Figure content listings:
++++++++++++++++++++

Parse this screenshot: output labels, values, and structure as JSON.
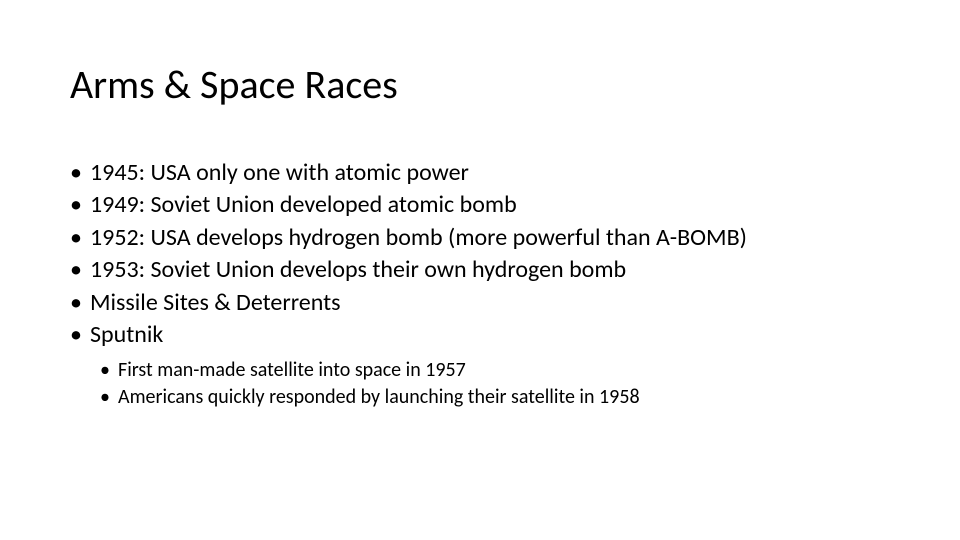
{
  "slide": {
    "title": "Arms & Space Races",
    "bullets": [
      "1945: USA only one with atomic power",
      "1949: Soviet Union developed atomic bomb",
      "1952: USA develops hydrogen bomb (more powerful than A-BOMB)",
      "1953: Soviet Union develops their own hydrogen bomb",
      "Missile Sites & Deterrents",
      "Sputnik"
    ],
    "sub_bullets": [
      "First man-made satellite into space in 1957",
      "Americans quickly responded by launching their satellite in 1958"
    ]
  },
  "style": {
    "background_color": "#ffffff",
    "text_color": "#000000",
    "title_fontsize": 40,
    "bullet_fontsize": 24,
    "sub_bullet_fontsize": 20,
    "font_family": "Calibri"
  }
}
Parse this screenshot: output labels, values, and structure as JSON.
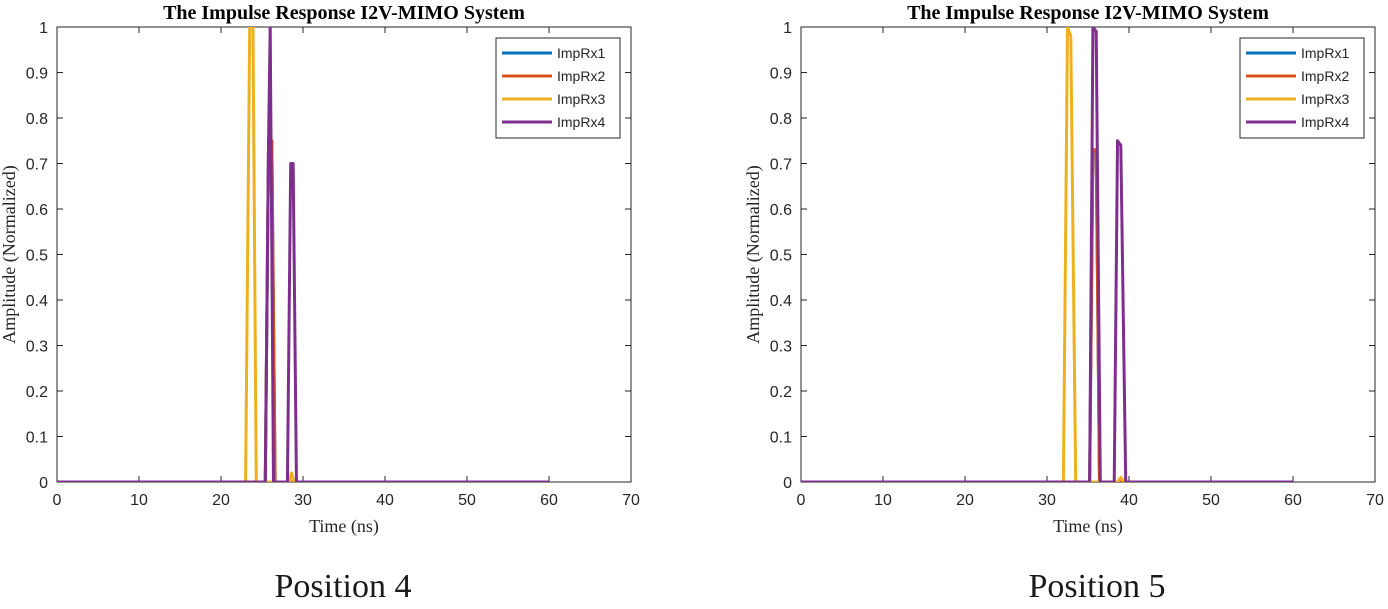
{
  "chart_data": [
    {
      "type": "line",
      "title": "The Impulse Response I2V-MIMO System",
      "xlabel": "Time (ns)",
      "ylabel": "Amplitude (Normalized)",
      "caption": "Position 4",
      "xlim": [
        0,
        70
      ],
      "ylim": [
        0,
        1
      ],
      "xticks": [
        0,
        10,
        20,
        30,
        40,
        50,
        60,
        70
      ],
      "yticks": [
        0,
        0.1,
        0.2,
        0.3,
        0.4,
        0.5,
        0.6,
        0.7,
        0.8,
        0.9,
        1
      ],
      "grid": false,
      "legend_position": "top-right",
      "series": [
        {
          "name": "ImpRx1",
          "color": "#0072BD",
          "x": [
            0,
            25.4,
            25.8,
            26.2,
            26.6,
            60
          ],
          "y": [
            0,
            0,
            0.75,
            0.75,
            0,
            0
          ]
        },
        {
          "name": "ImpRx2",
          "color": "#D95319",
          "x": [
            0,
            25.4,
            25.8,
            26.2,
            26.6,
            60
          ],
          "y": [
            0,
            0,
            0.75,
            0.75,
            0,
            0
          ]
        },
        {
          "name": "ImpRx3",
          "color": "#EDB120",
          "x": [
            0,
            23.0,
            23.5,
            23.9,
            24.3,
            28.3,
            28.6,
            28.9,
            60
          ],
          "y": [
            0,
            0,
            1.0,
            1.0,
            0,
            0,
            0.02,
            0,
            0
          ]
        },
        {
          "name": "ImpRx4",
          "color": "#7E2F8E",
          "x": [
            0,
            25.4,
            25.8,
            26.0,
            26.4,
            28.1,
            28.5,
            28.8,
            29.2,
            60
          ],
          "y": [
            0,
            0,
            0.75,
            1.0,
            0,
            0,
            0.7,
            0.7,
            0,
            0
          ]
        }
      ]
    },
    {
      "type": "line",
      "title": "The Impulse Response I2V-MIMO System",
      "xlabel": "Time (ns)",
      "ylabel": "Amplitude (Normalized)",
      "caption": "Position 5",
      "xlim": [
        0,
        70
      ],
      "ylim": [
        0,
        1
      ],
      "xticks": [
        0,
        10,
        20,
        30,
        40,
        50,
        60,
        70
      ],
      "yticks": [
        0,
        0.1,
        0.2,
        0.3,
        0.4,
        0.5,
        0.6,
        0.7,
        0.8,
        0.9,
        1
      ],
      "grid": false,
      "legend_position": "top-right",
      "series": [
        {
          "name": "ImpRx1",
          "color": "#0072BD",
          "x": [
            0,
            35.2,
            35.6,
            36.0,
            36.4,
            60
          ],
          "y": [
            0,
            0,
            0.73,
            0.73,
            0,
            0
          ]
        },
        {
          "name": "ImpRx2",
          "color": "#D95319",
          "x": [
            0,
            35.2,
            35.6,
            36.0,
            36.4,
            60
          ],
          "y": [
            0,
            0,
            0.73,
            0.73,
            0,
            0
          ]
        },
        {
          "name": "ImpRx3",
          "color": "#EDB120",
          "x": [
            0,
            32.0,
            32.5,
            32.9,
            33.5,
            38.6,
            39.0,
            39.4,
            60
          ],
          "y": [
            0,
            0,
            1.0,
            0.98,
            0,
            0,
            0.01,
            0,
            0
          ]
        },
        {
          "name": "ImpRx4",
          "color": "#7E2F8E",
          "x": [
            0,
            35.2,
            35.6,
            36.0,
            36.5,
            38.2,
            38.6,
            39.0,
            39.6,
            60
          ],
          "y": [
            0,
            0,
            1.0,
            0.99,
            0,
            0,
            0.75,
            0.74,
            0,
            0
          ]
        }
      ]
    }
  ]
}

++++++++++++++++++++

-- Instruction --
Copy the entries exactly. Leave out the images.

-- Solution to this task --
Parse this screenshot: output labels, values, and structure as JSON.
{
  "slide": {
    "title": "Arms & Space Races",
    "bullets": [
      "1945: USA only one with atomic power",
      "1949: Soviet Union developed atomic bomb",
      "1952: USA develops hydrogen bomb (more powerful than A-BOMB)",
      "1953: Soviet Union develops their own hydrogen bomb",
      "Missile Sites & Deterrents",
      "Sputnik"
    ],
    "sub_bullets": [
      "First man-made satellite into space in 1957",
      "Americans quickly responded by launching their satellite in 1958"
    ]
  },
  "style": {
    "background_color": "#ffffff",
    "text_color": "#000000",
    "title_fontsize": 40,
    "bullet_fontsize": 24,
    "sub_bullet_fontsize": 20,
    "font_family": "Calibri"
  }
}
Parse this screenshot: output labels, values, and structure as JSON.
{
  "chart_data": [
    {
      "type": "line",
      "title": "The Impulse Response I2V-MIMO System",
      "xlabel": "Time (ns)",
      "ylabel": "Amplitude (Normalized)",
      "caption": "Position 4",
      "xlim": [
        0,
        70
      ],
      "ylim": [
        0,
        1
      ],
      "xticks": [
        0,
        10,
        20,
        30,
        40,
        50,
        60,
        70
      ],
      "yticks": [
        0,
        0.1,
        0.2,
        0.3,
        0.4,
        0.5,
        0.6,
        0.7,
        0.8,
        0.9,
        1
      ],
      "grid": false,
      "legend_position": "top-right",
      "series": [
        {
          "name": "ImpRx1",
          "color": "#0072BD",
          "x": [
            0,
            25.4,
            25.8,
            26.2,
            26.6,
            60
          ],
          "y": [
            0,
            0,
            0.75,
            0.75,
            0,
            0
          ]
        },
        {
          "name": "ImpRx2",
          "color": "#D95319",
          "x": [
            0,
            25.4,
            25.8,
            26.2,
            26.6,
            60
          ],
          "y": [
            0,
            0,
            0.75,
            0.75,
            0,
            0
          ]
        },
        {
          "name": "ImpRx3",
          "color": "#EDB120",
          "x": [
            0,
            23.0,
            23.5,
            23.9,
            24.3,
            28.3,
            28.6,
            28.9,
            60
          ],
          "y": [
            0,
            0,
            1.0,
            1.0,
            0,
            0,
            0.02,
            0,
            0
          ]
        },
        {
          "name": "ImpRx4",
          "color": "#7E2F8E",
          "x": [
            0,
            25.4,
            25.8,
            26.0,
            26.4,
            28.1,
            28.5,
            28.8,
            29.2,
            60
          ],
          "y": [
            0,
            0,
            0.75,
            1.0,
            0,
            0,
            0.7,
            0.7,
            0,
            0
          ]
        }
      ]
    },
    {
      "type": "line",
      "title": "The Impulse Response I2V-MIMO System",
      "xlabel": "Time (ns)",
      "ylabel": "Amplitude (Normalized)",
      "caption": "Position 5",
      "xlim": [
        0,
        70
      ],
      "ylim": [
        0,
        1
      ],
      "xticks": [
        0,
        10,
        20,
        30,
        40,
        50,
        60,
        70
      ],
      "yticks": [
        0,
        0.1,
        0.2,
        0.3,
        0.4,
        0.5,
        0.6,
        0.7,
        0.8,
        0.9,
        1
      ],
      "grid": false,
      "legend_position": "top-right",
      "series": [
        {
          "name": "ImpRx1",
          "color": "#0072BD",
          "x": [
            0,
            35.2,
            35.6,
            36.0,
            36.4,
            60
          ],
          "y": [
            0,
            0,
            0.73,
            0.73,
            0,
            0
          ]
        },
        {
          "name": "ImpRx2",
          "color": "#D95319",
          "x": [
            0,
            35.2,
            35.6,
            36.0,
            36.4,
            60
          ],
          "y": [
            0,
            0,
            0.73,
            0.73,
            0,
            0
          ]
        },
        {
          "name": "ImpRx3",
          "color": "#EDB120",
          "x": [
            0,
            32.0,
            32.5,
            32.9,
            33.5,
            38.6,
            39.0,
            39.4,
            60
          ],
          "y": [
            0,
            0,
            1.0,
            0.98,
            0,
            0,
            0.01,
            0,
            0
          ]
        },
        {
          "name": "ImpRx4",
          "color": "#7E2F8E",
          "x": [
            0,
            35.2,
            35.6,
            36.0,
            36.5,
            38.2,
            38.6,
            39.0,
            39.6,
            60
          ],
          "y": [
            0,
            0,
            1.0,
            0.99,
            0,
            0,
            0.75,
            0.74,
            0,
            0
          ]
        }
      ]
    }
  ]
}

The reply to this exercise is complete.